> EXERCISE
Each entry below is to be extracted exactly.

Records that describe figures
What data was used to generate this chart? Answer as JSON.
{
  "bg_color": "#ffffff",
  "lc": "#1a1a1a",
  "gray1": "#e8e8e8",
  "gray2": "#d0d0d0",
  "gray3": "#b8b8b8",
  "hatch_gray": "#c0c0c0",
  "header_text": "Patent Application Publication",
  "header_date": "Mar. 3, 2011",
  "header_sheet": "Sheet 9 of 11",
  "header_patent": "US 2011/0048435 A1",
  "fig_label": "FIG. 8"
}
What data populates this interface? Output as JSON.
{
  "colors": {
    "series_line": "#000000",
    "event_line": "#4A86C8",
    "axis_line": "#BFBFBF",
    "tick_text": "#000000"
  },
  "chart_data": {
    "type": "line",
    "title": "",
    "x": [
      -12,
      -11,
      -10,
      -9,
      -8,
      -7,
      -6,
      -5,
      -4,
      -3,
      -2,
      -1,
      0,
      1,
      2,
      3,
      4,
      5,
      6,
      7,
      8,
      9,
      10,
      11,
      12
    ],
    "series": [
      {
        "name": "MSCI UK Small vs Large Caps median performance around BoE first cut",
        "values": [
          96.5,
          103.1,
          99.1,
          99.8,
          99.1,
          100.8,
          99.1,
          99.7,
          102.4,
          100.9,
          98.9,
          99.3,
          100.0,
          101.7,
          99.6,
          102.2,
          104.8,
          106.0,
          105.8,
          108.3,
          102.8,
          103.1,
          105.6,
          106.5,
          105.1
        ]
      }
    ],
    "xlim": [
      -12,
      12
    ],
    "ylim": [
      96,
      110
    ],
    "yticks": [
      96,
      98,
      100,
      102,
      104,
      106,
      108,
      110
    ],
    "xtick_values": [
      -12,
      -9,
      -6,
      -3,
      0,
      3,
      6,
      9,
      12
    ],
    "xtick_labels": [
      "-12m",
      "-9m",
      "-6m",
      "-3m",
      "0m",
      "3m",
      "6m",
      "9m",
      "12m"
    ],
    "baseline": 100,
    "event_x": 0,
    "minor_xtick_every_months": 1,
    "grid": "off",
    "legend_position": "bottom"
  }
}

> FINAL RESULT
What data was used to generate this chart? Answer as JSON.
{
  "bg_color": "#ffffff",
  "lc": "#1a1a1a",
  "gray1": "#e8e8e8",
  "gray2": "#d0d0d0",
  "gray3": "#b8b8b8",
  "hatch_gray": "#c0c0c0",
  "header_text": "Patent Application Publication",
  "header_date": "Mar. 3, 2011",
  "header_sheet": "Sheet 9 of 11",
  "header_patent": "US 2011/0048435 A1",
  "fig_label": "FIG. 8"
}
What data populates this interface? Output as JSON.
{
  "colors": {
    "series_line": "#000000",
    "event_line": "#4A86C8",
    "axis_line": "#BFBFBF",
    "tick_text": "#000000"
  },
  "chart_data": {
    "type": "line",
    "title": "",
    "x": [
      -12,
      -11,
      -10,
      -9,
      -8,
      -7,
      -6,
      -5,
      -4,
      -3,
      -2,
      -1,
      0,
      1,
      2,
      3,
      4,
      5,
      6,
      7,
      8,
      9,
      10,
      11,
      12
    ],
    "series": [
      {
        "name": "MSCI UK Small vs Large Caps median performance around BoE first cut",
        "values": [
          96.5,
          103.1,
          99.1,
          99.8,
          99.1,
          100.8,
          99.1,
          99.7,
          102.4,
          100.9,
          98.9,
          99.3,
          100.0,
          101.7,
          99.6,
          102.2,
          104.8,
          106.0,
          105.8,
          108.3,
          102.8,
          103.1,
          105.6,
          106.5,
          105.1
        ]
      }
    ],
    "xlim": [
      -12,
      12
    ],
    "ylim": [
      96,
      110
    ],
    "yticks": [
      96,
      98,
      100,
      102,
      104,
      106,
      108,
      110
    ],
    "xtick_values": [
      -12,
      -9,
      -6,
      -3,
      0,
      3,
      6,
      9,
      12
    ],
    "xtick_labels": [
      "-12m",
      "-9m",
      "-6m",
      "-3m",
      "0m",
      "3m",
      "6m",
      "9m",
      "12m"
    ],
    "baseline": 100,
    "event_x": 0,
    "minor_xtick_every_months": 1,
    "grid": "off",
    "legend_position": "bottom"
  }
}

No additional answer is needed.